[Exercise instructions] Set all the material down again unchanged, without the pictures.

[Input material]
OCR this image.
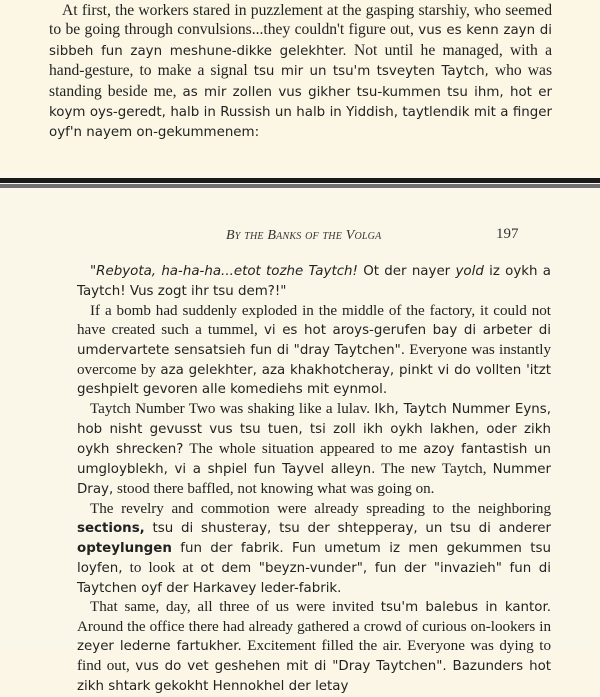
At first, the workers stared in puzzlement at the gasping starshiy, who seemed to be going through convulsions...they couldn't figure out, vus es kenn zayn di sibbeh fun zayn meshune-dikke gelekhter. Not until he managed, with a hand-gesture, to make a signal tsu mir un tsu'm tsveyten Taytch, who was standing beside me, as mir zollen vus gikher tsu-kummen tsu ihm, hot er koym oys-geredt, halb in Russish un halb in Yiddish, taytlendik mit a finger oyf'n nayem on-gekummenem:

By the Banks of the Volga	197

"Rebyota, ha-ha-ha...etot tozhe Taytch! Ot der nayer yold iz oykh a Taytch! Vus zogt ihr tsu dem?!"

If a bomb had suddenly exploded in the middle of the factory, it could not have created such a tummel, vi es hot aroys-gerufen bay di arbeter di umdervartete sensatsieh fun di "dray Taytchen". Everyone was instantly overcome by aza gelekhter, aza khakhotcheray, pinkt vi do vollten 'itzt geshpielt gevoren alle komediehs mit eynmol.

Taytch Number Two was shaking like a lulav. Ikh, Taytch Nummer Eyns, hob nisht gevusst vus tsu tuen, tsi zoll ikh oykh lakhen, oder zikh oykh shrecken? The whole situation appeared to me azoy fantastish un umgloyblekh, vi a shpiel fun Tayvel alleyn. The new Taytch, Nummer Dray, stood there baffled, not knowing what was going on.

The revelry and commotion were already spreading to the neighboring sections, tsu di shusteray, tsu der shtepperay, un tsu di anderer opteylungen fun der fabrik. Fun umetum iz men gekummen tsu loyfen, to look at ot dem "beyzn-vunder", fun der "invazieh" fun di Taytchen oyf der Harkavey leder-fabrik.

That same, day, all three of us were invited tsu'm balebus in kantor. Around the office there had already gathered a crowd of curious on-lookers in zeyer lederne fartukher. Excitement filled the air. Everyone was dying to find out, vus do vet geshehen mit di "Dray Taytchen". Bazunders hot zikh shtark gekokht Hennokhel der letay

[Correct answer]
OCR this image.
At first, the workers stared in puzzlement at the gasping starshiy, who seemed to be going through convulsions...they couldn't figure out, vus es kenn zayn di sibbeh fun zayn meshune-dikke gelekhter. Not until he managed, with a hand-gesture, to make a signal tsu mir un tsu'm tsveyten Taytch, who was standing beside me, as mir zollen vus gikher tsu-kummen tsu ihm, hot er koym oys-geredt, halb in Russish un halb in Yiddish, taytlendik mit a finger oyf'n nayem on-gekummenem:

By the Banks of the Volga	197

"Rebyota, ha-ha-ha...etot tozhe Taytch! Ot der nayer yold iz oykh a Taytch! Vus zogt ihr tsu dem?!"

If a bomb had suddenly exploded in the middle of the factory, it could not have created such a tummel, vi es hot aroys-gerufen bay di arbeter di umdervartete sensatsieh fun di "dray Taytchen". Everyone was instantly overcome by aza gelekhter, aza khakhotcheray, pinkt vi do vollten 'itzt geshpielt gevoren alle komediehs mit eynmol.

Taytch Number Two was shaking like a lulav. Ikh, Taytch Nummer Eyns, hob nisht gevusst vus tsu tuen, tsi zoll ikh oykh lakhen, oder zikh oykh shrecken? The whole situation appeared to me azoy fantastish un umgloyblekh, vi a shpiel fun Tayvel alleyn. The new Taytch, Nummer Dray, stood there baffled, not knowing what was going on.

The revelry and commotion were already spreading to the neighboring sections, tsu di shusteray, tsu der shtepperay, un tsu di anderer opteylungen fun der fabrik. Fun umetum iz men gekummen tsu loyfen, to look at ot dem "beyzn-vunder", fun der "invazieh" fun di Taytchen oyf der Harkavey leder-fabrik.

That same, day, all three of us were invited tsu'm balebus in kantor. Around the office there had already gathered a crowd of curious on-lookers in zeyer lederne fartukher. Excitement filled the air. Everyone was dying to find out, vus do vet geshehen mit di "Dray Taytchen". Bazunders hot zikh shtark gekokht Hennokhel der letay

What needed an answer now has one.